> **WHAT NEEDS TO BE DONE**
Find the lines of data that contain the string "background", then list them.

---------- GIVEN DATA ----------

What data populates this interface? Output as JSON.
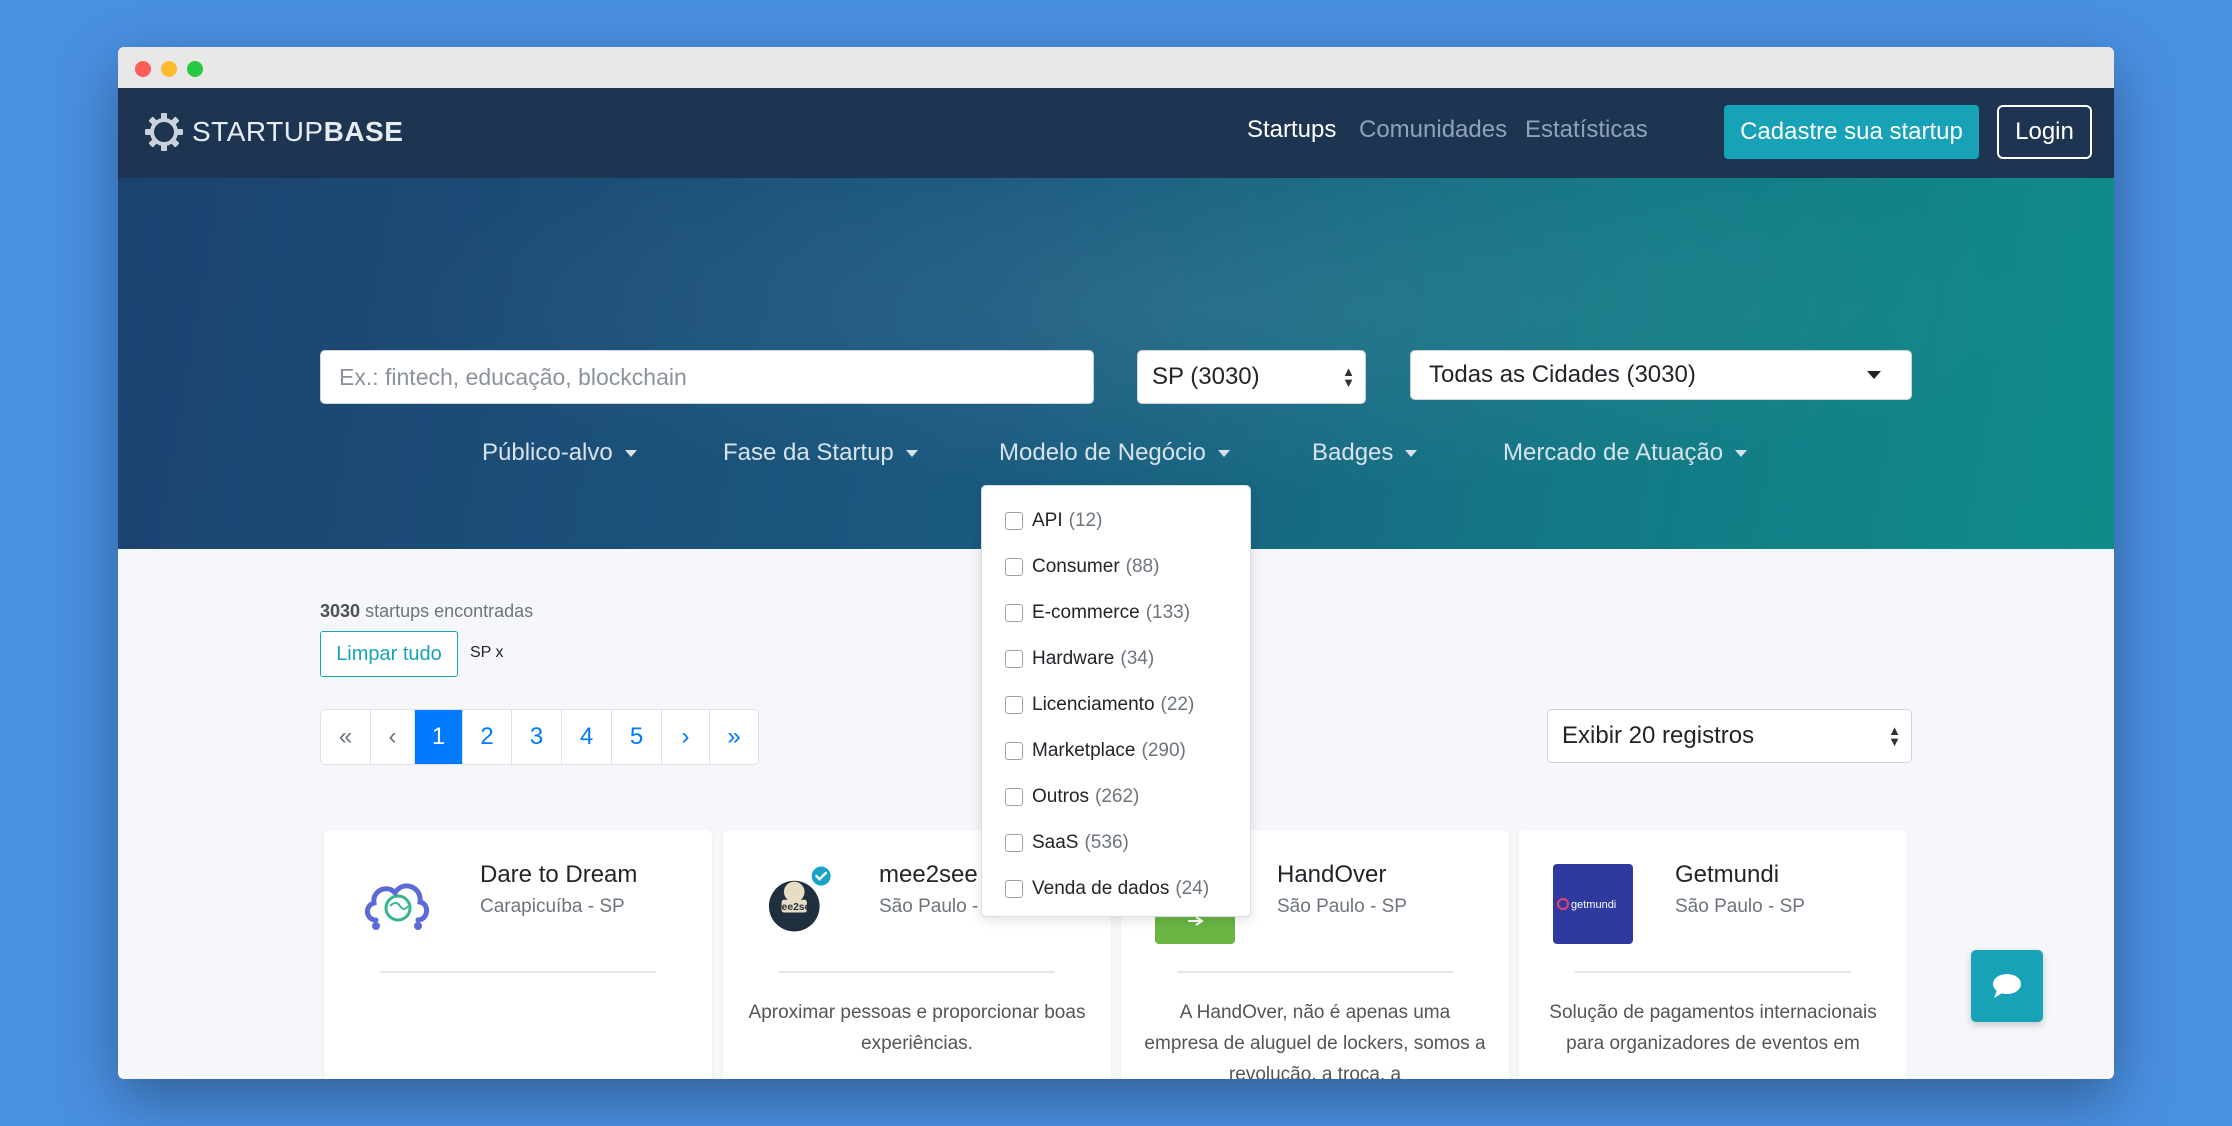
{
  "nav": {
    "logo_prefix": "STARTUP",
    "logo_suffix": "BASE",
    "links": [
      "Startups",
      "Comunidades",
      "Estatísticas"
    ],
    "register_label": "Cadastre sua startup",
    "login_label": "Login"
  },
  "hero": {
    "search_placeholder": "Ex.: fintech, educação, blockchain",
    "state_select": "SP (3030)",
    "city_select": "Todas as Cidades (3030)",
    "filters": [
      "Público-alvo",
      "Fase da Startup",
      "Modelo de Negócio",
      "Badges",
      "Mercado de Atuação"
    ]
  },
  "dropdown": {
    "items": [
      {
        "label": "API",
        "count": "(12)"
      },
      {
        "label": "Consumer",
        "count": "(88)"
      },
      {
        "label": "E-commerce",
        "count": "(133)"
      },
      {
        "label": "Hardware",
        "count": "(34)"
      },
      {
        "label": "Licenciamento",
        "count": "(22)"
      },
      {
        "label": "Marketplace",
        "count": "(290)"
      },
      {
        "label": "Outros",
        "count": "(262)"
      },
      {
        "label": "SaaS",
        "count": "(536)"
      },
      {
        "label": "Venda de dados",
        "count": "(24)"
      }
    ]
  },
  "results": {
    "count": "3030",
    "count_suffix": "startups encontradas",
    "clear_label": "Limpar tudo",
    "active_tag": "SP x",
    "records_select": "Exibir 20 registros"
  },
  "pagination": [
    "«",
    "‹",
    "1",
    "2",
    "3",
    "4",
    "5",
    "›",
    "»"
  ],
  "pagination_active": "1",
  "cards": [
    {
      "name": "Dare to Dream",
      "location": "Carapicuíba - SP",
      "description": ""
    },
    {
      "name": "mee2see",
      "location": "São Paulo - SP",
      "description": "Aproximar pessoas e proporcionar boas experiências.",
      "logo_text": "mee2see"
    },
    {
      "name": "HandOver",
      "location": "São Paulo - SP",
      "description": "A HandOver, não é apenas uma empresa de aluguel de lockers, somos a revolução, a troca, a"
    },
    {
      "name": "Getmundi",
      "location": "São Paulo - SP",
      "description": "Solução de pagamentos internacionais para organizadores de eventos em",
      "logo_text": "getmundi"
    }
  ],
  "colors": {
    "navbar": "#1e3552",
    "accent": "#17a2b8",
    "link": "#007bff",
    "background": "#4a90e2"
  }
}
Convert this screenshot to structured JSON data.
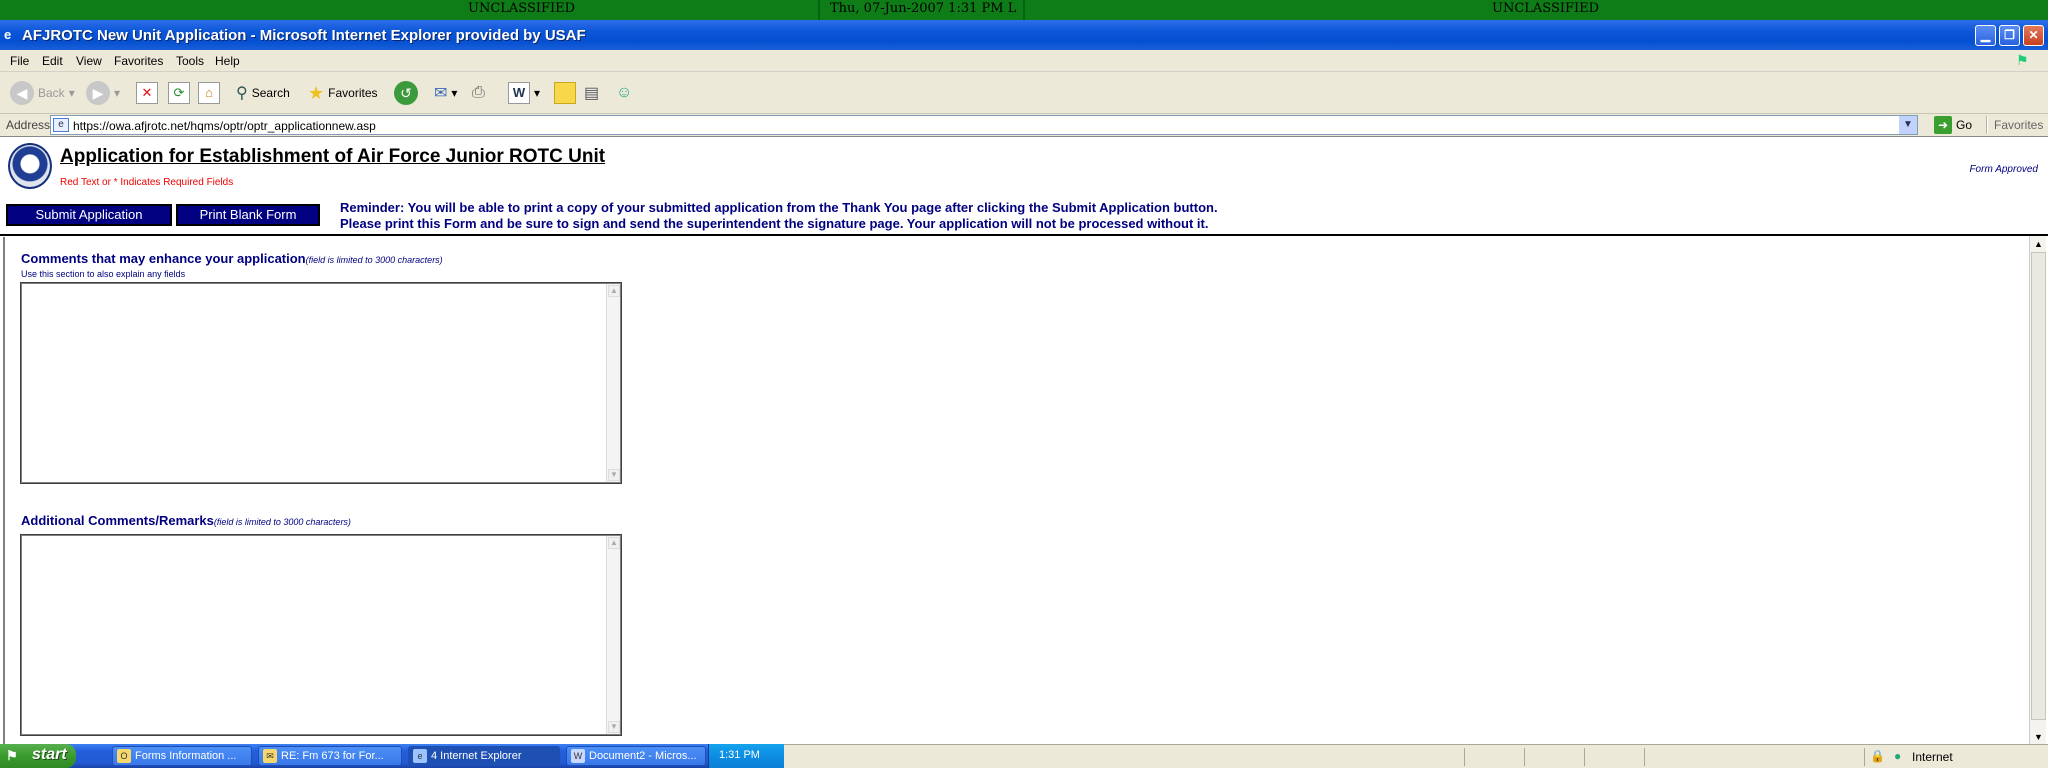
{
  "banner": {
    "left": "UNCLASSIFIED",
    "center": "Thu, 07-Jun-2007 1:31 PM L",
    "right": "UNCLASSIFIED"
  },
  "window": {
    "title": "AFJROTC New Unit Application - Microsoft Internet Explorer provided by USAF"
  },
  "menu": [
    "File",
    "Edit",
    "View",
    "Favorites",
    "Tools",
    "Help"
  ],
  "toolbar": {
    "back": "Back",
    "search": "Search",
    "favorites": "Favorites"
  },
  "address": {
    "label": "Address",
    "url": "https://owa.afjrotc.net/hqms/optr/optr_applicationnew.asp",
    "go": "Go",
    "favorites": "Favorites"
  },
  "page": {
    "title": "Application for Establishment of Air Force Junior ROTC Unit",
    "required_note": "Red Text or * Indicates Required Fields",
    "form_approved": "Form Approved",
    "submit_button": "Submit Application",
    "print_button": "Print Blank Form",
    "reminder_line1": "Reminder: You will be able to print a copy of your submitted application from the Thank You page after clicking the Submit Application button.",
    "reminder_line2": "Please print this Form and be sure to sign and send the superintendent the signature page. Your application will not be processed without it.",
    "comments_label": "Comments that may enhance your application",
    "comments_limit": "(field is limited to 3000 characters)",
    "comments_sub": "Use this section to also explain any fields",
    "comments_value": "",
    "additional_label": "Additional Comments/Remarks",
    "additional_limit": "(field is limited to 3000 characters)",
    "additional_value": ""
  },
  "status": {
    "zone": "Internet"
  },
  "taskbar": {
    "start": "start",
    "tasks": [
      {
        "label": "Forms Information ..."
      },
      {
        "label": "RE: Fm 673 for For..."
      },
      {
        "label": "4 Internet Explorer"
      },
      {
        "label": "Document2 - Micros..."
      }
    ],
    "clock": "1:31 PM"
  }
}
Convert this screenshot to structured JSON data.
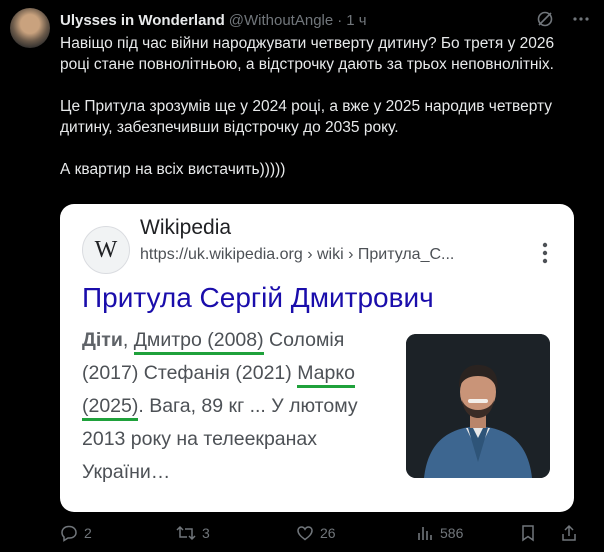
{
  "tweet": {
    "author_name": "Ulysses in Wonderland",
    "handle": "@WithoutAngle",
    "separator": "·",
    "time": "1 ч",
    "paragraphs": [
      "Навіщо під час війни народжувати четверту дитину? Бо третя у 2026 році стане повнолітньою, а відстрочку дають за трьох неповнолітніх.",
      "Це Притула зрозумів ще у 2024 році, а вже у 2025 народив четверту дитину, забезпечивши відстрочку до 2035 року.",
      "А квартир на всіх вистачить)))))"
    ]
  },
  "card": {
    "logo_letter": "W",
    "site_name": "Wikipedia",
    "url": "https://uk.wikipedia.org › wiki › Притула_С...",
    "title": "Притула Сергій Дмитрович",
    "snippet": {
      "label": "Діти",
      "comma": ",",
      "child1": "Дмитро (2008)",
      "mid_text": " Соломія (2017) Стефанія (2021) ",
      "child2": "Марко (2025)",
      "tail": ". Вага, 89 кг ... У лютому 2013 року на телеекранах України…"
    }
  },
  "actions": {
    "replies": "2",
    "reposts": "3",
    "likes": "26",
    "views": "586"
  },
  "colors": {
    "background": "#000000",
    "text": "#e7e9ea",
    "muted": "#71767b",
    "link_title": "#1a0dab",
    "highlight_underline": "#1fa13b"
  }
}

----------

> **WORKED ANSWER**
    "background": "#4a90e2"
    "background": "#000000",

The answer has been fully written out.